_Task data_.
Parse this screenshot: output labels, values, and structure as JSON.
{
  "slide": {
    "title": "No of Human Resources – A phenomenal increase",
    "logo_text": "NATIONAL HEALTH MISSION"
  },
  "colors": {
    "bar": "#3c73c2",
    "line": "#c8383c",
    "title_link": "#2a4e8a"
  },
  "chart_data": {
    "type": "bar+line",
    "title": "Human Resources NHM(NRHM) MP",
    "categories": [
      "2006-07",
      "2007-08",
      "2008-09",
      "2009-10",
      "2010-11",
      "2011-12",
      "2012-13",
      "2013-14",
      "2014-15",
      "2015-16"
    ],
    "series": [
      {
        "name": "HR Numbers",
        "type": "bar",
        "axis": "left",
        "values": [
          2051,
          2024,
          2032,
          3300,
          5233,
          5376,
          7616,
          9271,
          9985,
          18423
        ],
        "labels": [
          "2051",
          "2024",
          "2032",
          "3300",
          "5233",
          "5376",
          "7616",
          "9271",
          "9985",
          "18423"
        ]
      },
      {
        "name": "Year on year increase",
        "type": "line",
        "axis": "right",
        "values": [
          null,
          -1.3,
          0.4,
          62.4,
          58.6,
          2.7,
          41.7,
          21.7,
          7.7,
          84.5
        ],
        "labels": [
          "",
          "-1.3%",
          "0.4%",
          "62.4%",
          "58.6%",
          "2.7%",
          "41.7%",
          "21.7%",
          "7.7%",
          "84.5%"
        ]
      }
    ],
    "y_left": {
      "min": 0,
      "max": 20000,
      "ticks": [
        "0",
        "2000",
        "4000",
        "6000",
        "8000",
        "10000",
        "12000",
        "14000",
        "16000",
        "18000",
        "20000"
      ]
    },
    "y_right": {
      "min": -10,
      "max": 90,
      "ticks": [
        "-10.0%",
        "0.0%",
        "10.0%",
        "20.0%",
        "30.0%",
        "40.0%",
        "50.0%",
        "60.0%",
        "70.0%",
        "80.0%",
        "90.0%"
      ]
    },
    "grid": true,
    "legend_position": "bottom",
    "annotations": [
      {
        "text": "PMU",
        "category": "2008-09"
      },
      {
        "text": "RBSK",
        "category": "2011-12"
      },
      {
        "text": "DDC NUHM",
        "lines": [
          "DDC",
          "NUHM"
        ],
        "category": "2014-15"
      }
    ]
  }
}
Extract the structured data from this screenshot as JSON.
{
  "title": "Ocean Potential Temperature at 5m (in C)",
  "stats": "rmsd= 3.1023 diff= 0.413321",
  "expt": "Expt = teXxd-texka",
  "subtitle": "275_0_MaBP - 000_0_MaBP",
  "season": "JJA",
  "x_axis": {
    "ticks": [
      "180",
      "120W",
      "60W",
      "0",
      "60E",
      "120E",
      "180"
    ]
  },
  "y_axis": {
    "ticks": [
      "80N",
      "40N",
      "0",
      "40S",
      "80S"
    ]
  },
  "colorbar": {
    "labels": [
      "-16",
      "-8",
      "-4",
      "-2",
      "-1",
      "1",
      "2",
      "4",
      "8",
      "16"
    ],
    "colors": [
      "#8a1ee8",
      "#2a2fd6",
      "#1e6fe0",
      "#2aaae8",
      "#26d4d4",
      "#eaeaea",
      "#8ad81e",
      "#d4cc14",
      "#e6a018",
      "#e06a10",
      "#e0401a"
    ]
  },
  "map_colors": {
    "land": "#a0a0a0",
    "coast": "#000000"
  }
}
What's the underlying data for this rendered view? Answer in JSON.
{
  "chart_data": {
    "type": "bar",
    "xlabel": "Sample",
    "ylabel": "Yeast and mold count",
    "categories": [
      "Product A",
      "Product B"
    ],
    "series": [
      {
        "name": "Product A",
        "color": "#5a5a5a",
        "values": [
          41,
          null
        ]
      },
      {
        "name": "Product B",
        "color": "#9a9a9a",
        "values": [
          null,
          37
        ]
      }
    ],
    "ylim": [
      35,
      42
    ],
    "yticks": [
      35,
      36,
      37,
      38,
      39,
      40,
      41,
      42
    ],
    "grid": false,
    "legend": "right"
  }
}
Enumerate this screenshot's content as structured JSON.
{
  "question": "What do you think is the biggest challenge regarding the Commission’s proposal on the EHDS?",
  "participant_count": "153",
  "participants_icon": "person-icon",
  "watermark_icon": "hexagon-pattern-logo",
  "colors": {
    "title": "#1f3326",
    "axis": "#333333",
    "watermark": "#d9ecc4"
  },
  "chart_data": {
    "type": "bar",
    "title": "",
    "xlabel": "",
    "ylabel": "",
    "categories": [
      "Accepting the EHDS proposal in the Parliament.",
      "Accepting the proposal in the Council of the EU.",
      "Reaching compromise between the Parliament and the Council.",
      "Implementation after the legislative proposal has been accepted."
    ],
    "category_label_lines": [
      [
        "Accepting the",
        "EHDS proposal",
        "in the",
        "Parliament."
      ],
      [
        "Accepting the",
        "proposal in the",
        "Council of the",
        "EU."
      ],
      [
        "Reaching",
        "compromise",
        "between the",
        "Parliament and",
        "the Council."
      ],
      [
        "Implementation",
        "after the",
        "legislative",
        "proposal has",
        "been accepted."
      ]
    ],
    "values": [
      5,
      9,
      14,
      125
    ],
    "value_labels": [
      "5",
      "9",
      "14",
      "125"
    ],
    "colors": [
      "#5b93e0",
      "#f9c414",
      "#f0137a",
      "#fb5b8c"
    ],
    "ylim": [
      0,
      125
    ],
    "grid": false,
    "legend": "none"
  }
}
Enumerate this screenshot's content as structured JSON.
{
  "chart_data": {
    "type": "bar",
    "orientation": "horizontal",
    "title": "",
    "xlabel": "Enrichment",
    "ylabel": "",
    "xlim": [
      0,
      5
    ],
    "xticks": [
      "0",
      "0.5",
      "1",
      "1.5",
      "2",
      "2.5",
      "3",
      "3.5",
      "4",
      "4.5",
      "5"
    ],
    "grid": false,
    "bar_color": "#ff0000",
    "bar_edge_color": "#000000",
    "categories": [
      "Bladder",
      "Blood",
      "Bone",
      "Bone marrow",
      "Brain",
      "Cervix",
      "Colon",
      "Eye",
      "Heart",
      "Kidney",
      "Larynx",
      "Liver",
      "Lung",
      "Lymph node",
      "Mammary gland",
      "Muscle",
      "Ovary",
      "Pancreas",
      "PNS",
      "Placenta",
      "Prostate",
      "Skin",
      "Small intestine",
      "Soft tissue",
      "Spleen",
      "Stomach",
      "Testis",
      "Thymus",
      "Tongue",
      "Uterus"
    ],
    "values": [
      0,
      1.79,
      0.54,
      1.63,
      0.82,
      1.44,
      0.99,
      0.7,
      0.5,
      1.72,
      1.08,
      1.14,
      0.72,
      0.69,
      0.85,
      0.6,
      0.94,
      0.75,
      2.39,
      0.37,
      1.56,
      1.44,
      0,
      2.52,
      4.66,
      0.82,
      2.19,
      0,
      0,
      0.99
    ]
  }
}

_Task brief_. Please reproduce all of the entries exactly as they stand.

_Response for this exercise_.
Parse this screenshot: output labels, values, and structure as JSON.
{
  "slide": {
    "title": "No of Human Resources – A phenomenal increase",
    "logo_text": "NATIONAL HEALTH MISSION"
  },
  "colors": {
    "bar": "#3c73c2",
    "line": "#c8383c",
    "title_link": "#2a4e8a"
  },
  "chart_data": {
    "type": "bar+line",
    "title": "Human Resources NHM(NRHM) MP",
    "categories": [
      "2006-07",
      "2007-08",
      "2008-09",
      "2009-10",
      "2010-11",
      "2011-12",
      "2012-13",
      "2013-14",
      "2014-15",
      "2015-16"
    ],
    "series": [
      {
        "name": "HR Numbers",
        "type": "bar",
        "axis": "left",
        "values": [
          2051,
          2024,
          2032,
          3300,
          5233,
          5376,
          7616,
          9271,
          9985,
          18423
        ],
        "labels": [
          "2051",
          "2024",
          "2032",
          "3300",
          "5233",
          "5376",
          "7616",
          "9271",
          "9985",
          "18423"
        ]
      },
      {
        "name": "Year on year increase",
        "type": "line",
        "axis": "right",
        "values": [
          null,
          -1.3,
          0.4,
          62.4,
          58.6,
          2.7,
          41.7,
          21.7,
          7.7,
          84.5
        ],
        "labels": [
          "",
          "-1.3%",
          "0.4%",
          "62.4%",
          "58.6%",
          "2.7%",
          "41.7%",
          "21.7%",
          "7.7%",
          "84.5%"
        ]
      }
    ],
    "y_left": {
      "min": 0,
      "max": 20000,
      "ticks": [
        "0",
        "2000",
        "4000",
        "6000",
        "8000",
        "10000",
        "12000",
        "14000",
        "16000",
        "18000",
        "20000"
      ]
    },
    "y_right": {
      "min": -10,
      "max": 90,
      "ticks": [
        "-10.0%",
        "0.0%",
        "10.0%",
        "20.0%",
        "30.0%",
        "40.0%",
        "50.0%",
        "60.0%",
        "70.0%",
        "80.0%",
        "90.0%"
      ]
    },
    "grid": true,
    "legend_position": "bottom",
    "annotations": [
      {
        "text": "PMU",
        "category": "2008-09"
      },
      {
        "text": "RBSK",
        "category": "2011-12"
      },
      {
        "text": "DDC NUHM",
        "lines": [
          "DDC",
          "NUHM"
        ],
        "category": "2014-15"
      }
    ]
  }
}
Extract the structured data from this screenshot as JSON.
{
  "title": "Ocean Potential Temperature at 5m (in C)",
  "stats": "rmsd= 3.1023 diff= 0.413321",
  "expt": "Expt = teXxd-texka",
  "subtitle": "275_0_MaBP - 000_0_MaBP",
  "season": "JJA",
  "x_axis": {
    "ticks": [
      "180",
      "120W",
      "60W",
      "0",
      "60E",
      "120E",
      "180"
    ]
  },
  "y_axis": {
    "ticks": [
      "80N",
      "40N",
      "0",
      "40S",
      "80S"
    ]
  },
  "colorbar": {
    "labels": [
      "-16",
      "-8",
      "-4",
      "-2",
      "-1",
      "1",
      "2",
      "4",
      "8",
      "16"
    ],
    "colors": [
      "#8a1ee8",
      "#2a2fd6",
      "#1e6fe0",
      "#2aaae8",
      "#26d4d4",
      "#eaeaea",
      "#8ad81e",
      "#d4cc14",
      "#e6a018",
      "#e06a10",
      "#e0401a"
    ]
  },
  "map_colors": {
    "land": "#a0a0a0",
    "coast": "#000000"
  }
}
What's the underlying data for this rendered view? Answer in JSON.
{
  "chart_data": {
    "type": "bar",
    "xlabel": "Sample",
    "ylabel": "Yeast and mold count",
    "categories": [
      "Product A",
      "Product B"
    ],
    "series": [
      {
        "name": "Product A",
        "color": "#5a5a5a",
        "values": [
          41,
          null
        ]
      },
      {
        "name": "Product B",
        "color": "#9a9a9a",
        "values": [
          null,
          37
        ]
      }
    ],
    "ylim": [
      35,
      42
    ],
    "yticks": [
      35,
      36,
      37,
      38,
      39,
      40,
      41,
      42
    ],
    "grid": false,
    "legend": "right"
  }
}
Enumerate this screenshot's content as structured JSON.
{
  "question": "What do you think is the biggest challenge regarding the Commission’s proposal on the EHDS?",
  "participant_count": "153",
  "participants_icon": "person-icon",
  "watermark_icon": "hexagon-pattern-logo",
  "colors": {
    "title": "#1f3326",
    "axis": "#333333",
    "watermark": "#d9ecc4"
  },
  "chart_data": {
    "type": "bar",
    "title": "",
    "xlabel": "",
    "ylabel": "",
    "categories": [
      "Accepting the EHDS proposal in the Parliament.",
      "Accepting the proposal in the Council of the EU.",
      "Reaching compromise between the Parliament and the Council.",
      "Implementation after the legislative proposal has been accepted."
    ],
    "category_label_lines": [
      [
        "Accepting the",
        "EHDS proposal",
        "in the",
        "Parliament."
      ],
      [
        "Accepting the",
        "proposal in the",
        "Council of the",
        "EU."
      ],
      [
        "Reaching",
        "compromise",
        "between the",
        "Parliament and",
        "the Council."
      ],
      [
        "Implementation",
        "after the",
        "legislative",
        "proposal has",
        "been accepted."
      ]
    ],
    "values": [
      5,
      9,
      14,
      125
    ],
    "value_labels": [
      "5",
      "9",
      "14",
      "125"
    ],
    "colors": [
      "#5b93e0",
      "#f9c414",
      "#f0137a",
      "#fb5b8c"
    ],
    "ylim": [
      0,
      125
    ],
    "grid": false,
    "legend": "none"
  }
}
Enumerate this screenshot's content as structured JSON.
{
  "chart_data": {
    "type": "bar",
    "orientation": "horizontal",
    "title": "",
    "xlabel": "Enrichment",
    "ylabel": "",
    "xlim": [
      0,
      5
    ],
    "xticks": [
      "0",
      "0.5",
      "1",
      "1.5",
      "2",
      "2.5",
      "3",
      "3.5",
      "4",
      "4.5",
      "5"
    ],
    "grid": false,
    "bar_color": "#ff0000",
    "bar_edge_color": "#000000",
    "categories": [
      "Bladder",
      "Blood",
      "Bone",
      "Bone marrow",
      "Brain",
      "Cervix",
      "Colon",
      "Eye",
      "Heart",
      "Kidney",
      "Larynx",
      "Liver",
      "Lung",
      "Lymph node",
      "Mammary gland",
      "Muscle",
      "Ovary",
      "Pancreas",
      "PNS",
      "Placenta",
      "Prostate",
      "Skin",
      "Small intestine",
      "Soft tissue",
      "Spleen",
      "Stomach",
      "Testis",
      "Thymus",
      "Tongue",
      "Uterus"
    ],
    "values": [
      0,
      1.79,
      0.54,
      1.63,
      0.82,
      1.44,
      0.99,
      0.7,
      0.5,
      1.72,
      1.08,
      1.14,
      0.72,
      0.69,
      0.85,
      0.6,
      0.94,
      0.75,
      2.39,
      0.37,
      1.56,
      1.44,
      0,
      2.52,
      4.66,
      0.82,
      2.19,
      0,
      0,
      0.99
    ]
  }
}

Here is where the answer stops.